Exercise objective:
An exact copy of the records is required, minus the pictures they hold.

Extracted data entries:

-- Begin --

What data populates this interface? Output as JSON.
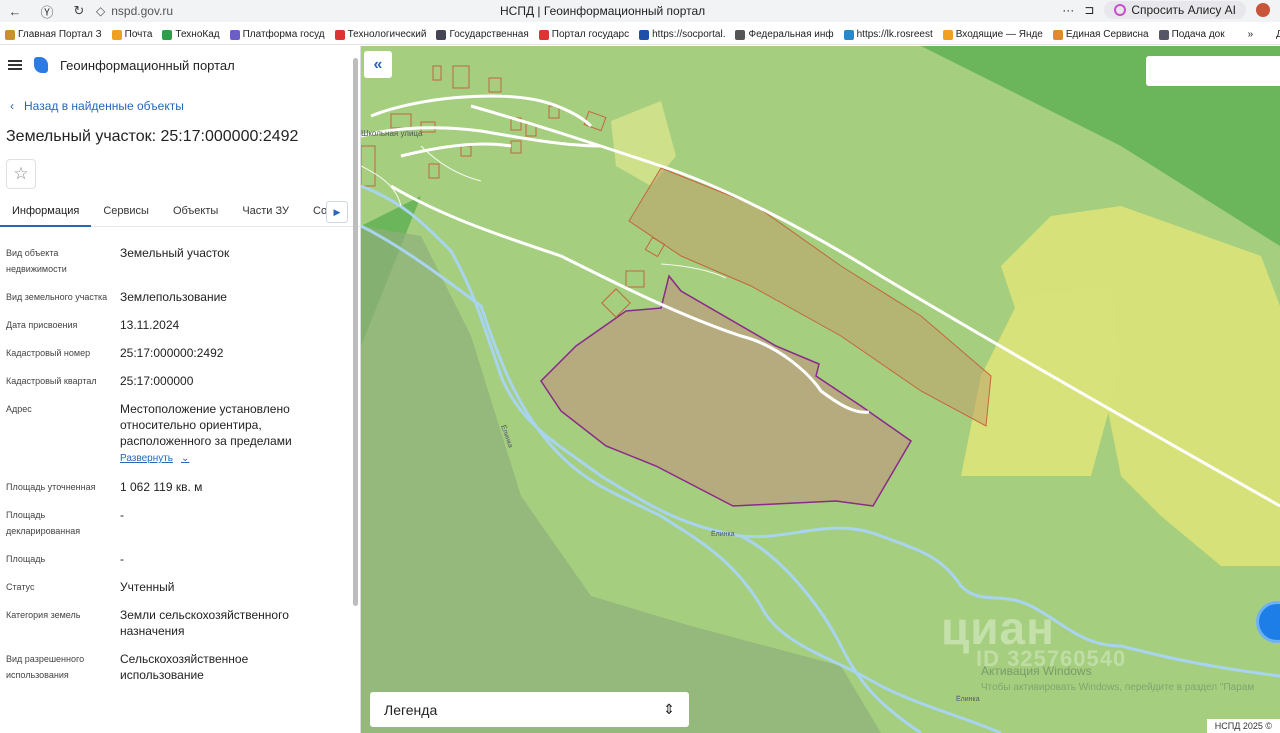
{
  "browser": {
    "url": "nspd.gov.ru",
    "page_title": "НСПД | Геоинформационный портал",
    "alice_label": "Спросить Алису AI",
    "more": "···"
  },
  "bookmarks": [
    {
      "label": "Главная Портал З",
      "color": "#c8912a"
    },
    {
      "label": "Почта",
      "color": "#f0a020"
    },
    {
      "label": "ТехноКад",
      "color": "#2aa04a"
    },
    {
      "label": "Платформа госуд",
      "color": "#6b5fc7"
    },
    {
      "label": "Технологический",
      "color": "#d33"
    },
    {
      "label": "Государственная",
      "color": "#445"
    },
    {
      "label": "Портал государс",
      "color": "#d33"
    },
    {
      "label": "https://socportal.",
      "color": "#1e4fa8"
    },
    {
      "label": "Федеральная инф",
      "color": "#555"
    },
    {
      "label": "https://lk.rosreest",
      "color": "#2a88c8"
    },
    {
      "label": "Входящие — Янде",
      "color": "#f0a020"
    },
    {
      "label": "Единая Сервисна",
      "color": "#e08a2a"
    },
    {
      "label": "Подача док",
      "color": "#556"
    },
    {
      "label": "»",
      "color": "transparent"
    },
    {
      "label": "Друг",
      "color": "transparent"
    }
  ],
  "panel": {
    "portal_title": "Геоинформационный портал",
    "back_label": "Назад в найденные объекты",
    "object_title": "Земельный участок: 25:17:000000:2492",
    "tabs": [
      "Информация",
      "Сервисы",
      "Объекты",
      "Части ЗУ",
      "Соста"
    ],
    "expand_label": "Развернуть",
    "fields": [
      {
        "k": "Вид объекта недвижимости",
        "v": "Земельный участок"
      },
      {
        "k": "Вид земельного участка",
        "v": "Землепользование"
      },
      {
        "k": "Дата присвоения",
        "v": "13.11.2024"
      },
      {
        "k": "Кадастровый номер",
        "v": "25:17:000000:2492"
      },
      {
        "k": "Кадастровый квартал",
        "v": "25:17:000000"
      },
      {
        "k": "Адрес",
        "v": "Местоположение установлено относительно ориентира, расположенного за пределами"
      },
      {
        "k": "Площадь уточненная",
        "v": "1 062 119 кв. м"
      },
      {
        "k": "Площадь декларированная",
        "v": "-"
      },
      {
        "k": "Площадь",
        "v": "-"
      },
      {
        "k": "Статус",
        "v": "Учтенный"
      },
      {
        "k": "Категория земель",
        "v": "Земли сельскохозяйственного назначения"
      },
      {
        "k": "Вид разрешенного использования",
        "v": "Сельскохозяйственное использование"
      }
    ]
  },
  "map": {
    "legend_label": "Легенда",
    "copyright": "НСПД 2025 ©",
    "river_label": "Ёлинка",
    "street_label": "Школьная улица",
    "watermark": "циан",
    "watermark_id": "ID 325760540",
    "activation_title": "Активация Windows",
    "activation_text": "Чтобы активировать Windows, перейдите в раздел \"Парам",
    "colors": {
      "base": "#a5cf7e",
      "parcel_fill": "#b7a57e",
      "parcel_stroke": "#8a2a8a",
      "yellow": "#d8e27a",
      "dark_green": "#6bb65a",
      "river": "#a8d4f0"
    }
  }
}
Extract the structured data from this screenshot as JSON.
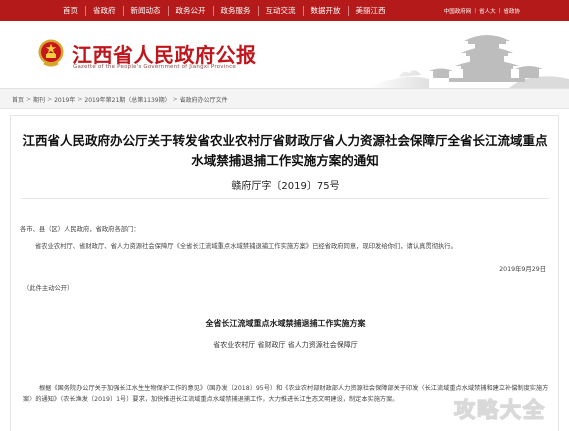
{
  "nav": {
    "items": [
      "首页",
      "省政府",
      "新闻动态",
      "政务公开",
      "政务服务",
      "互动交流",
      "数据开放",
      "美丽江西"
    ],
    "util": [
      "中国政府网",
      "省人大",
      "省政协"
    ]
  },
  "header": {
    "title": "江西省人民政府公报",
    "subtitle": "Gazette of the People's Government of Jiangxi Province"
  },
  "breadcrumb": [
    "首页",
    "期刊",
    "2019年",
    "2019年第21期（总第1139期）",
    "省政府办公厅文件"
  ],
  "article": {
    "title": "江西省人民政府办公厅关于转发省农业农村厅省财政厅省人力资源社会保障厅全省长江流域重点水域禁捕退捕工作实施方案的通知",
    "doc_number": "赣府厅字〔2019〕75号",
    "recipients": "各市、县（区）人民政府，省政府各部门：",
    "body1": "省农业农村厅、省财政厅、省人力资源社会保障厅《全省长江流域重点水域禁捕退捕工作实施方案》已经省政府同意，现印发给你们，请认真贯彻执行。",
    "date": "2019年9月29日",
    "public_note": "（此件主动公开）",
    "plan_title": "全省长江流域重点水域禁捕退捕工作实施方案",
    "issuers": "省农业农村厅  省财政厅  省人力资源社会保障厅",
    "paragraph": "根据《国务院办公厅关于加强长江水生生物保护工作的意见》（国办发〔2018〕95号）和《农业农村部财政部人力资源社会保障部关于印发〈长江流域重点水域禁捕和建立补偿制度实施方案〉的通知》（农长渔发〔2019〕1号）要求，加快推进长江流域重点水域禁捕退捕工作，大力推进长江生态文明建设，制定本实施方案。"
  },
  "watermark": "攻略大全",
  "colors": {
    "nav_red": "#b41a1a",
    "title_red": "#c0151b"
  }
}
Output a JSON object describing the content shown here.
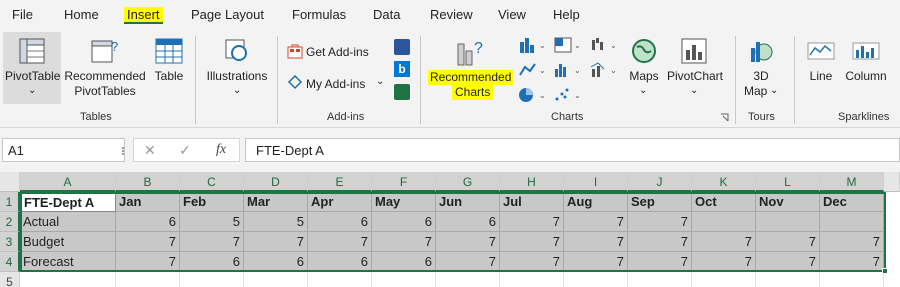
{
  "menu": {
    "file": "File",
    "home": "Home",
    "insert": "Insert",
    "page_layout": "Page Layout",
    "formulas": "Formulas",
    "data": "Data",
    "review": "Review",
    "view": "View",
    "help": "Help"
  },
  "ribbon": {
    "tables": {
      "pivottable": "PivotTable",
      "pivottable_arrow": "⌄",
      "recommended_line1": "Recommended",
      "recommended_line2": "PivotTables",
      "table": "Table",
      "group": "Tables"
    },
    "illustrations": {
      "label": "Illustrations",
      "arrow": "⌄"
    },
    "addins": {
      "get": "Get Add-ins",
      "my": "My Add-ins",
      "group": "Add-ins"
    },
    "charts": {
      "rec_line1": "Recommended",
      "rec_line2": "Charts",
      "maps": "Maps",
      "maps_arrow": "⌄",
      "pivotchart": "PivotChart",
      "pivotchart_arrow": "⌄",
      "group": "Charts"
    },
    "tours": {
      "line1": "3D",
      "line2": "Map",
      "arrow": "⌄",
      "group": "Tours"
    },
    "sparklines": {
      "line": "Line",
      "column": "Column",
      "group": "Sparklines"
    }
  },
  "formula_bar": {
    "name_box": "A1",
    "cancel": "✕",
    "enter": "✓",
    "fx": "fx",
    "content": "FTE-Dept A"
  },
  "columns": [
    "A",
    "B",
    "C",
    "D",
    "E",
    "F",
    "G",
    "H",
    "I",
    "J",
    "K",
    "L",
    "M"
  ],
  "rows": [
    "1",
    "2",
    "3",
    "4",
    "5"
  ],
  "sheet": {
    "header": [
      "FTE-Dept A",
      "Jan",
      "Feb",
      "Mar",
      "Apr",
      "May",
      "Jun",
      "Jul",
      "Aug",
      "Sep",
      "Oct",
      "Nov",
      "Dec"
    ],
    "data": [
      [
        "Actual",
        "6",
        "5",
        "5",
        "6",
        "6",
        "6",
        "7",
        "7",
        "7",
        "",
        "",
        ""
      ],
      [
        "Budget",
        "7",
        "7",
        "7",
        "7",
        "7",
        "7",
        "7",
        "7",
        "7",
        "7",
        "7",
        "7"
      ],
      [
        "Forecast",
        "7",
        "6",
        "6",
        "6",
        "6",
        "7",
        "7",
        "7",
        "7",
        "7",
        "7",
        "7"
      ]
    ]
  },
  "colors": {
    "accent": "#217346",
    "highlight": "#ffff00"
  }
}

-- End --

The response:
What data populates this interface? Output as JSON.
{
  "browser": {
    "url": "nspd.gov.ru",
    "page_title": "НСПД | Геоинформационный портал",
    "alice_label": "Спросить Алису AI",
    "more": "···"
  },
  "bookmarks": [
    {
      "label": "Главная Портал З",
      "color": "#c8912a"
    },
    {
      "label": "Почта",
      "color": "#f0a020"
    },
    {
      "label": "ТехноКад",
      "color": "#2aa04a"
    },
    {
      "label": "Платформа госуд",
      "color": "#6b5fc7"
    },
    {
      "label": "Технологический",
      "color": "#d33"
    },
    {
      "label": "Государственная",
      "color": "#445"
    },
    {
      "label": "Портал государс",
      "color": "#d33"
    },
    {
      "label": "https://socportal.",
      "color": "#1e4fa8"
    },
    {
      "label": "Федеральная инф",
      "color": "#555"
    },
    {
      "label": "https://lk.rosreest",
      "color": "#2a88c8"
    },
    {
      "label": "Входящие — Янде",
      "color": "#f0a020"
    },
    {
      "label": "Единая Сервисна",
      "color": "#e08a2a"
    },
    {
      "label": "Подача док",
      "color": "#556"
    },
    {
      "label": "»",
      "color": "transparent"
    },
    {
      "label": "Друг",
      "color": "transparent"
    }
  ],
  "panel": {
    "portal_title": "Геоинформационный портал",
    "back_label": "Назад в найденные объекты",
    "object_title": "Земельный участок: 25:17:000000:2492",
    "tabs": [
      "Информация",
      "Сервисы",
      "Объекты",
      "Части ЗУ",
      "Соста"
    ],
    "expand_label": "Развернуть",
    "fields": [
      {
        "k": "Вид объекта недвижимости",
        "v": "Земельный участок"
      },
      {
        "k": "Вид земельного участка",
        "v": "Землепользование"
      },
      {
        "k": "Дата присвоения",
        "v": "13.11.2024"
      },
      {
        "k": "Кадастровый номер",
        "v": "25:17:000000:2492"
      },
      {
        "k": "Кадастровый квартал",
        "v": "25:17:000000"
      },
      {
        "k": "Адрес",
        "v": "Местоположение установлено относительно ориентира, расположенного за пределами"
      },
      {
        "k": "Площадь уточненная",
        "v": "1 062 119 кв. м"
      },
      {
        "k": "Площадь декларированная",
        "v": "-"
      },
      {
        "k": "Площадь",
        "v": "-"
      },
      {
        "k": "Статус",
        "v": "Учтенный"
      },
      {
        "k": "Категория земель",
        "v": "Земли сельскохозяйственного назначения"
      },
      {
        "k": "Вид разрешенного использования",
        "v": "Сельскохозяйственное использование"
      }
    ]
  },
  "map": {
    "legend_label": "Легенда",
    "copyright": "НСПД 2025 ©",
    "river_label": "Ёлинка",
    "street_label": "Школьная улица",
    "watermark": "циан",
    "watermark_id": "ID 325760540",
    "activation_title": "Активация Windows",
    "activation_text": "Чтобы активировать Windows, перейдите в раздел \"Парам",
    "colors": {
      "base": "#a5cf7e",
      "parcel_fill": "#b7a57e",
      "parcel_stroke": "#8a2a8a",
      "yellow": "#d8e27a",
      "dark_green": "#6bb65a",
      "river": "#a8d4f0"
    }
  }
}
Extract the structured data from this screenshot as JSON.
{
  "nav": {
    "items": [
      "首页",
      "省政府",
      "新闻动态",
      "政务公开",
      "政务服务",
      "互动交流",
      "数据开放",
      "美丽江西"
    ],
    "util": [
      "中国政府网",
      "省人大",
      "省政协"
    ]
  },
  "header": {
    "title": "江西省人民政府公报",
    "subtitle": "Gazette of the People's Government of Jiangxi Province"
  },
  "breadcrumb": [
    "首页",
    "期刊",
    "2019年",
    "2019年第21期（总第1139期）",
    "省政府办公厅文件"
  ],
  "article": {
    "title": "江西省人民政府办公厅关于转发省农业农村厅省财政厅省人力资源社会保障厅全省长江流域重点水域禁捕退捕工作实施方案的通知",
    "doc_number": "赣府厅字〔2019〕75号",
    "recipients": "各市、县（区）人民政府，省政府各部门：",
    "body1": "省农业农村厅、省财政厅、省人力资源社会保障厅《全省长江流域重点水域禁捕退捕工作实施方案》已经省政府同意，现印发给你们，请认真贯彻执行。",
    "date": "2019年9月29日",
    "public_note": "（此件主动公开）",
    "plan_title": "全省长江流域重点水域禁捕退捕工作实施方案",
    "issuers": "省农业农村厅  省财政厅  省人力资源社会保障厅",
    "paragraph": "根据《国务院办公厅关于加强长江水生生物保护工作的意见》（国办发〔2018〕95号）和《农业农村部财政部人力资源社会保障部关于印发〈长江流域重点水域禁捕和建立补偿制度实施方案〉的通知》（农长渔发〔2019〕1号）要求，加快推进长江流域重点水域禁捕退捕工作，大力推进长江生态文明建设，制定本实施方案。"
  },
  "watermark": "攻略大全",
  "colors": {
    "nav_red": "#b41a1a",
    "title_red": "#c0151b"
  }
}
Output a JSON object describing the content shown here.
{
  "menu": {
    "file": "File",
    "home": "Home",
    "insert": "Insert",
    "page_layout": "Page Layout",
    "formulas": "Formulas",
    "data": "Data",
    "review": "Review",
    "view": "View",
    "help": "Help"
  },
  "ribbon": {
    "tables": {
      "pivottable": "PivotTable",
      "pivottable_arrow": "⌄",
      "recommended_line1": "Recommended",
      "recommended_line2": "PivotTables",
      "table": "Table",
      "group": "Tables"
    },
    "illustrations": {
      "label": "Illustrations",
      "arrow": "⌄"
    },
    "addins": {
      "get": "Get Add-ins",
      "my": "My Add-ins",
      "group": "Add-ins"
    },
    "charts": {
      "rec_line1": "Recommended",
      "rec_line2": "Charts",
      "maps": "Maps",
      "maps_arrow": "⌄",
      "pivotchart": "PivotChart",
      "pivotchart_arrow": "⌄",
      "group": "Charts"
    },
    "tours": {
      "line1": "3D",
      "line2": "Map",
      "arrow": "⌄",
      "group": "Tours"
    },
    "sparklines": {
      "line": "Line",
      "column": "Column",
      "group": "Sparklines"
    }
  },
  "formula_bar": {
    "name_box": "A1",
    "cancel": "✕",
    "enter": "✓",
    "fx": "fx",
    "content": "FTE-Dept A"
  },
  "columns": [
    "A",
    "B",
    "C",
    "D",
    "E",
    "F",
    "G",
    "H",
    "I",
    "J",
    "K",
    "L",
    "M"
  ],
  "rows": [
    "1",
    "2",
    "3",
    "4",
    "5"
  ],
  "sheet": {
    "header": [
      "FTE-Dept A",
      "Jan",
      "Feb",
      "Mar",
      "Apr",
      "May",
      "Jun",
      "Jul",
      "Aug",
      "Sep",
      "Oct",
      "Nov",
      "Dec"
    ],
    "data": [
      [
        "Actual",
        "6",
        "5",
        "5",
        "6",
        "6",
        "6",
        "7",
        "7",
        "7",
        "",
        "",
        ""
      ],
      [
        "Budget",
        "7",
        "7",
        "7",
        "7",
        "7",
        "7",
        "7",
        "7",
        "7",
        "7",
        "7",
        "7"
      ],
      [
        "Forecast",
        "7",
        "6",
        "6",
        "6",
        "6",
        "7",
        "7",
        "7",
        "7",
        "7",
        "7",
        "7"
      ]
    ]
  },
  "colors": {
    "accent": "#217346",
    "highlight": "#ffff00"
  }
}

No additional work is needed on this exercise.